What is expected >> Images do not belong in the copy. Retype all the entries below exactly.

==== Data for the task ====

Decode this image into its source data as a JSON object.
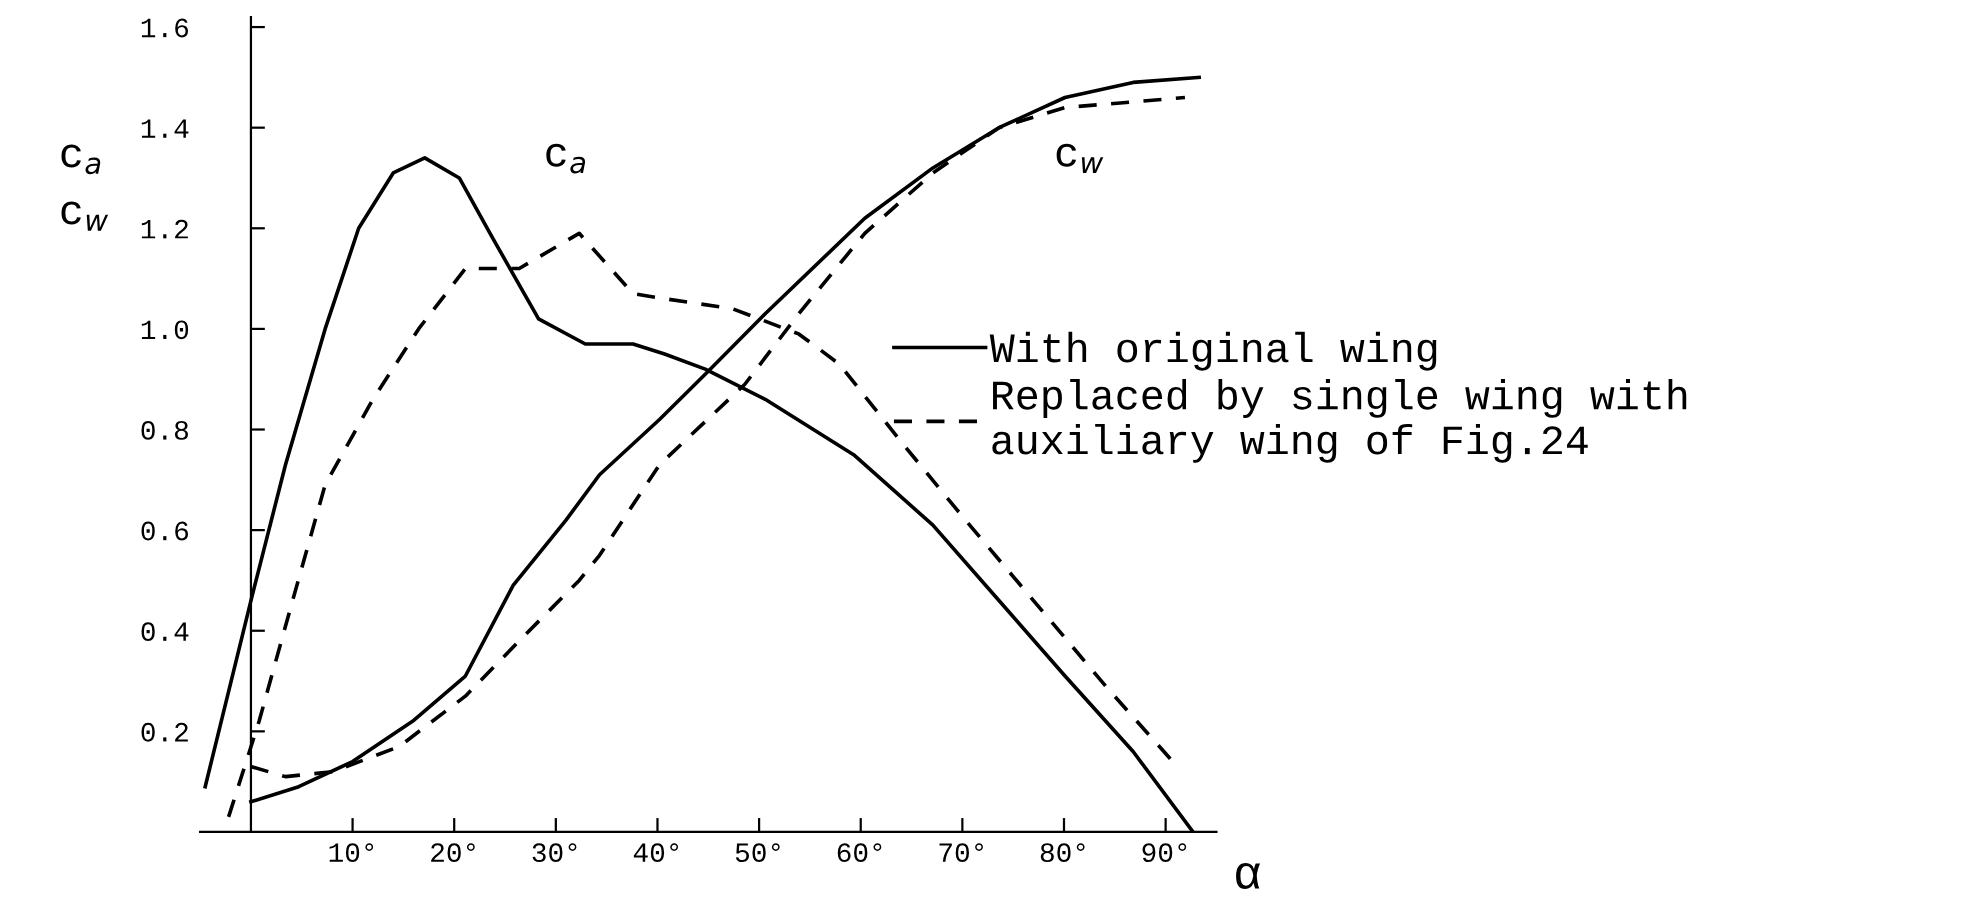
{
  "chart_data": {
    "type": "line",
    "ylabel": "c$_{a}$\nc$_{w}$",
    "xlabel": "α",
    "xlim": [
      -5,
      95
    ],
    "ylim": [
      0,
      1.62
    ],
    "xticks": [
      {
        "value": 10,
        "label": "10°"
      },
      {
        "value": 20,
        "label": "20°"
      },
      {
        "value": 30,
        "label": "30°"
      },
      {
        "value": 40,
        "label": "40°"
      },
      {
        "value": 50,
        "label": "50°"
      },
      {
        "value": 60,
        "label": "60°"
      },
      {
        "value": 70,
        "label": "70°"
      },
      {
        "value": 80,
        "label": "80°"
      },
      {
        "value": 90,
        "label": "90°"
      }
    ],
    "yticks": [
      0.2,
      0.4,
      0.6,
      0.8,
      {
        "value": 1.0,
        "label": "1.0"
      },
      1.2,
      1.4,
      1.6
    ],
    "grid": false,
    "legend": "right",
    "marker": "none",
    "annotations": [
      "c$_{a}$",
      "c$_{w}$"
    ],
    "series": [
      {
        "name": "With original wing",
        "color": "#000000",
        "line_style": "solid",
        "x": [
          -4.5,
          0,
          3.4,
          7.3,
          10.6,
          14,
          17.1,
          20.5,
          23.8,
          28.3,
          32.9,
          37.6,
          40.7,
          44.7,
          50.6,
          59.3,
          67.1,
          73.6,
          80.1,
          86.8,
          92.7
        ],
        "values": [
          0.09,
          0.46,
          0.73,
          1.0,
          1.2,
          1.31,
          1.34,
          1.3,
          1.18,
          1.02,
          0.97,
          0.97,
          0.95,
          0.92,
          0.86,
          0.75,
          0.61,
          0.46,
          0.31,
          0.16,
          0.0
        ]
      },
      {
        "name": "Replaced by single wing with\nauxiliary wing of Fig.24",
        "color": "#000000",
        "line_style": "dashed",
        "x": [
          -2.2,
          0.8,
          4.1,
          7.3,
          12,
          16.5,
          21.1,
          26.4,
          32.3,
          37.6,
          40.7,
          47.4,
          53.9,
          57.9,
          63.8,
          70.3,
          77,
          84.1,
          90.7
        ],
        "values": [
          0.03,
          0.22,
          0.46,
          0.69,
          0.86,
          1.0,
          1.12,
          1.12,
          1.19,
          1.07,
          1.06,
          1.04,
          0.99,
          0.93,
          0.78,
          0.62,
          0.46,
          0.29,
          0.14
        ]
      },
      {
        "color": "#000000",
        "line_style": "solid",
        "x": [
          0,
          4.7,
          10,
          15.9,
          21.1,
          25.8,
          31,
          34.3,
          40.2,
          44.7,
          50.6,
          60.4,
          67.1,
          73.6,
          80.1,
          86.8,
          93.3
        ],
        "values": [
          0.06,
          0.09,
          0.14,
          0.22,
          0.31,
          0.49,
          0.62,
          0.71,
          0.82,
          0.91,
          1.03,
          1.22,
          1.32,
          1.4,
          1.46,
          1.49,
          1.5
        ]
      },
      {
        "color": "#000000",
        "line_style": "dashed",
        "x": [
          0,
          3.4,
          8.1,
          14.6,
          21.1,
          26.4,
          32.3,
          34.3,
          40.2,
          48.6,
          53.9,
          60.4,
          67.1,
          73.6,
          80.1,
          91.9
        ],
        "values": [
          0.13,
          0.11,
          0.12,
          0.17,
          0.27,
          0.38,
          0.5,
          0.55,
          0.73,
          0.89,
          1.03,
          1.19,
          1.31,
          1.4,
          1.44,
          1.46
        ]
      }
    ]
  }
}
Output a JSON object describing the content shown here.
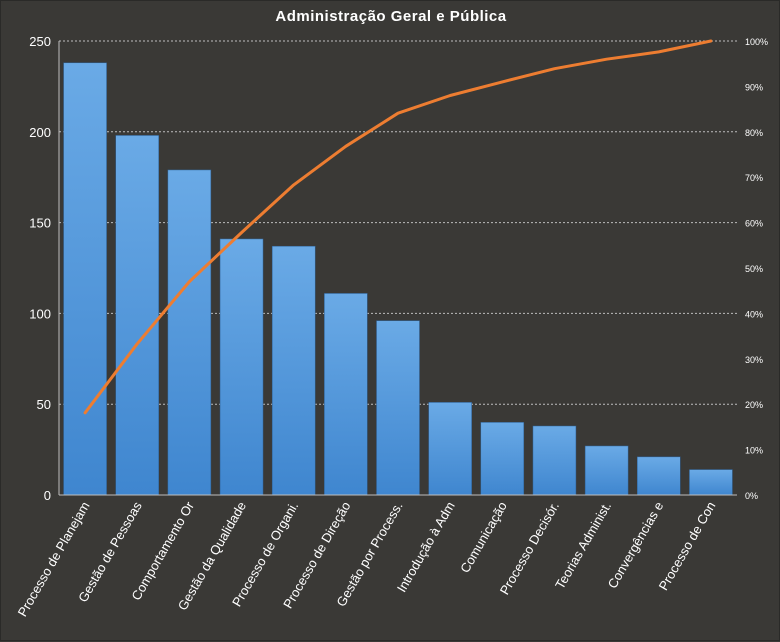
{
  "chart_data": {
    "type": "bar",
    "title": "Administração  Geral  e Pública",
    "categories": [
      "Processo de Planejam",
      "Gestão de Pessoas",
      "Comportamento Or",
      "Gestão da Qualidade",
      "Processo de Organi.",
      "Processo de Direção",
      "Gestão por Process.",
      "Introdução à Adm",
      "Comunicação",
      "Processo Decisór.",
      "Teorias Administ.",
      "Convergências e",
      "Processo de Con"
    ],
    "series": [
      {
        "type": "bar",
        "values": [
          238,
          198,
          179,
          141,
          137,
          111,
          96,
          51,
          40,
          38,
          27,
          21,
          14
        ]
      },
      {
        "type": "line",
        "axis": "right",
        "values": [
          18.1,
          33.3,
          47.0,
          57.8,
          68.3,
          76.8,
          84.1,
          88.0,
          91.0,
          93.9,
          96.0,
          97.6,
          100.0
        ]
      }
    ],
    "yticks": [
      0,
      50,
      100,
      150,
      200,
      250
    ],
    "ylim": [
      0,
      250
    ],
    "y2ticks": [
      "0%",
      "10%",
      "20%",
      "30%",
      "40%",
      "50%",
      "60%",
      "70%",
      "80%",
      "90%",
      "100%"
    ],
    "y2lim": [
      0,
      100
    ],
    "grid": true,
    "colors": {
      "background": "#3a3936",
      "bar": "#4a90d9",
      "bar_light": "#6aaae6",
      "line": "#ed7d31",
      "grid": "#bdbdbd",
      "text": "#ffffff"
    }
  }
}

====

Solution to this problem >>
Decode this image into its source data as a JSON object.
{
  "chart_data": {
    "type": "line",
    "ylabel": "c$_{a}$\nc$_{w}$",
    "xlabel": "α",
    "xlim": [
      -5,
      95
    ],
    "ylim": [
      0,
      1.62
    ],
    "xticks": [
      {
        "value": 10,
        "label": "10°"
      },
      {
        "value": 20,
        "label": "20°"
      },
      {
        "value": 30,
        "label": "30°"
      },
      {
        "value": 40,
        "label": "40°"
      },
      {
        "value": 50,
        "label": "50°"
      },
      {
        "value": 60,
        "label": "60°"
      },
      {
        "value": 70,
        "label": "70°"
      },
      {
        "value": 80,
        "label": "80°"
      },
      {
        "value": 90,
        "label": "90°"
      }
    ],
    "yticks": [
      0.2,
      0.4,
      0.6,
      0.8,
      {
        "value": 1.0,
        "label": "1.0"
      },
      1.2,
      1.4,
      1.6
    ],
    "grid": false,
    "legend": "right",
    "marker": "none",
    "annotations": [
      "c$_{a}$",
      "c$_{w}$"
    ],
    "series": [
      {
        "name": "With original wing",
        "color": "#000000",
        "line_style": "solid",
        "x": [
          -4.5,
          0,
          3.4,
          7.3,
          10.6,
          14,
          17.1,
          20.5,
          23.8,
          28.3,
          32.9,
          37.6,
          40.7,
          44.7,
          50.6,
          59.3,
          67.1,
          73.6,
          80.1,
          86.8,
          92.7
        ],
        "values": [
          0.09,
          0.46,
          0.73,
          1.0,
          1.2,
          1.31,
          1.34,
          1.3,
          1.18,
          1.02,
          0.97,
          0.97,
          0.95,
          0.92,
          0.86,
          0.75,
          0.61,
          0.46,
          0.31,
          0.16,
          0.0
        ]
      },
      {
        "name": "Replaced by single wing with\nauxiliary wing of Fig.24",
        "color": "#000000",
        "line_style": "dashed",
        "x": [
          -2.2,
          0.8,
          4.1,
          7.3,
          12,
          16.5,
          21.1,
          26.4,
          32.3,
          37.6,
          40.7,
          47.4,
          53.9,
          57.9,
          63.8,
          70.3,
          77,
          84.1,
          90.7
        ],
        "values": [
          0.03,
          0.22,
          0.46,
          0.69,
          0.86,
          1.0,
          1.12,
          1.12,
          1.19,
          1.07,
          1.06,
          1.04,
          0.99,
          0.93,
          0.78,
          0.62,
          0.46,
          0.29,
          0.14
        ]
      },
      {
        "color": "#000000",
        "line_style": "solid",
        "x": [
          0,
          4.7,
          10,
          15.9,
          21.1,
          25.8,
          31,
          34.3,
          40.2,
          44.7,
          50.6,
          60.4,
          67.1,
          73.6,
          80.1,
          86.8,
          93.3
        ],
        "values": [
          0.06,
          0.09,
          0.14,
          0.22,
          0.31,
          0.49,
          0.62,
          0.71,
          0.82,
          0.91,
          1.03,
          1.22,
          1.32,
          1.4,
          1.46,
          1.49,
          1.5
        ]
      },
      {
        "color": "#000000",
        "line_style": "dashed",
        "x": [
          0,
          3.4,
          8.1,
          14.6,
          21.1,
          26.4,
          32.3,
          34.3,
          40.2,
          48.6,
          53.9,
          60.4,
          67.1,
          73.6,
          80.1,
          91.9
        ],
        "values": [
          0.13,
          0.11,
          0.12,
          0.17,
          0.27,
          0.38,
          0.5,
          0.55,
          0.73,
          0.89,
          1.03,
          1.19,
          1.31,
          1.4,
          1.44,
          1.46
        ]
      }
    ]
  }
}
Output a JSON object describing the content shown here.
{
  "chart_data": {
    "type": "bar",
    "title": "Administração  Geral  e Pública",
    "categories": [
      "Processo de Planejam",
      "Gestão de Pessoas",
      "Comportamento Or",
      "Gestão da Qualidade",
      "Processo de Organi.",
      "Processo de Direção",
      "Gestão por Process.",
      "Introdução à Adm",
      "Comunicação",
      "Processo Decisór.",
      "Teorias Administ.",
      "Convergências e",
      "Processo de Con"
    ],
    "series": [
      {
        "type": "bar",
        "values": [
          238,
          198,
          179,
          141,
          137,
          111,
          96,
          51,
          40,
          38,
          27,
          21,
          14
        ]
      },
      {
        "type": "line",
        "axis": "right",
        "values": [
          18.1,
          33.3,
          47.0,
          57.8,
          68.3,
          76.8,
          84.1,
          88.0,
          91.0,
          93.9,
          96.0,
          97.6,
          100.0
        ]
      }
    ],
    "yticks": [
      0,
      50,
      100,
      150,
      200,
      250
    ],
    "ylim": [
      0,
      250
    ],
    "y2ticks": [
      "0%",
      "10%",
      "20%",
      "30%",
      "40%",
      "50%",
      "60%",
      "70%",
      "80%",
      "90%",
      "100%"
    ],
    "y2lim": [
      0,
      100
    ],
    "grid": true,
    "colors": {
      "background": "#3a3936",
      "bar": "#4a90d9",
      "bar_light": "#6aaae6",
      "line": "#ed7d31",
      "grid": "#bdbdbd",
      "text": "#ffffff"
    }
  }
}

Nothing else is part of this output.